**Exercise requirements:**
Report the number of lines containing "color", with no other words.

**Given entries:**
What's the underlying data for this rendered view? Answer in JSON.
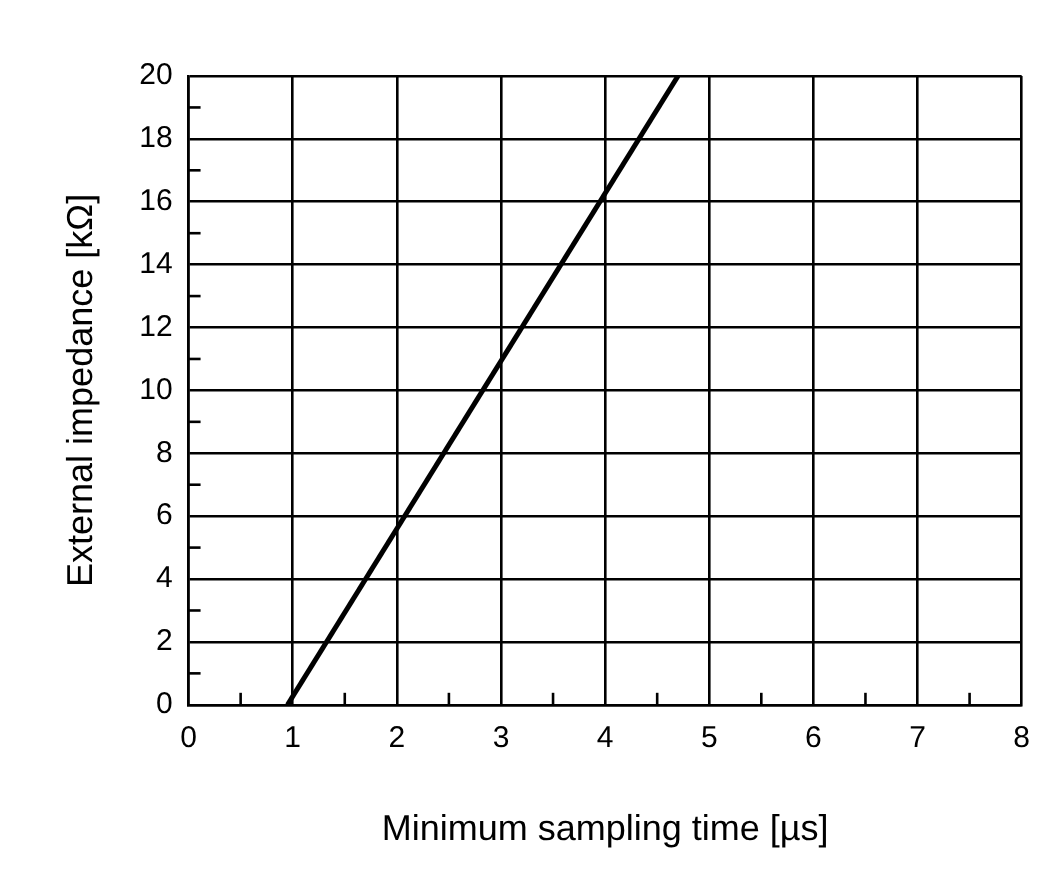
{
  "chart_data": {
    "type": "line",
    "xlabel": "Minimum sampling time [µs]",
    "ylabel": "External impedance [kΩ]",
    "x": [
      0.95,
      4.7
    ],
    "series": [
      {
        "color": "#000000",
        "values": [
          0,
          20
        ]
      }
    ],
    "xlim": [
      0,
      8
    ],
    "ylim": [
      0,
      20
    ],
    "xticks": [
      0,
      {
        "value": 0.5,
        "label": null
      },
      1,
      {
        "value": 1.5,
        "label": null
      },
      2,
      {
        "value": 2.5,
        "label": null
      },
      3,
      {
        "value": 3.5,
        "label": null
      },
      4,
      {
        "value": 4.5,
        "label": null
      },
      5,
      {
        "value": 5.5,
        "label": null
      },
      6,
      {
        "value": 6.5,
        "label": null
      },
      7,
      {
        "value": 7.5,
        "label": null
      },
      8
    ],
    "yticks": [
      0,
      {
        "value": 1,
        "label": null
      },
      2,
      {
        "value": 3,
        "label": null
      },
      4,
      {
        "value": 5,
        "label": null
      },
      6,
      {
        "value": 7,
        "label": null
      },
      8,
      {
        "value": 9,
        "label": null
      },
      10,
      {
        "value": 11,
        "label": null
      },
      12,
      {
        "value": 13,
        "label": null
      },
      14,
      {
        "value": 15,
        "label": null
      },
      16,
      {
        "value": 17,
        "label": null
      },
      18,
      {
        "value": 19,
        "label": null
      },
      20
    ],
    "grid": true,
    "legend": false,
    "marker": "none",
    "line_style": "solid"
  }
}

==

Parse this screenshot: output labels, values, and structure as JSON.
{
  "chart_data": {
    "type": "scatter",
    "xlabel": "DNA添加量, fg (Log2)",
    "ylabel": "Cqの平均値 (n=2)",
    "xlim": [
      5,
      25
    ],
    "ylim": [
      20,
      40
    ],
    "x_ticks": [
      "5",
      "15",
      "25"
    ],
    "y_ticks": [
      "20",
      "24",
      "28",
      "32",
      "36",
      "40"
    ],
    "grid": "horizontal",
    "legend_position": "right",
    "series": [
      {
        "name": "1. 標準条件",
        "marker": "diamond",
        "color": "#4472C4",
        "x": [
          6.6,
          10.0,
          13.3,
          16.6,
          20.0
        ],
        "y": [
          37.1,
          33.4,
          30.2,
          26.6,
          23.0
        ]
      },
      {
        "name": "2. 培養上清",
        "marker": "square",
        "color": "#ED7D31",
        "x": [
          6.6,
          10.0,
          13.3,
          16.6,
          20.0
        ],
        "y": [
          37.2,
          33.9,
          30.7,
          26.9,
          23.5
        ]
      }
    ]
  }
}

**Reply:**
3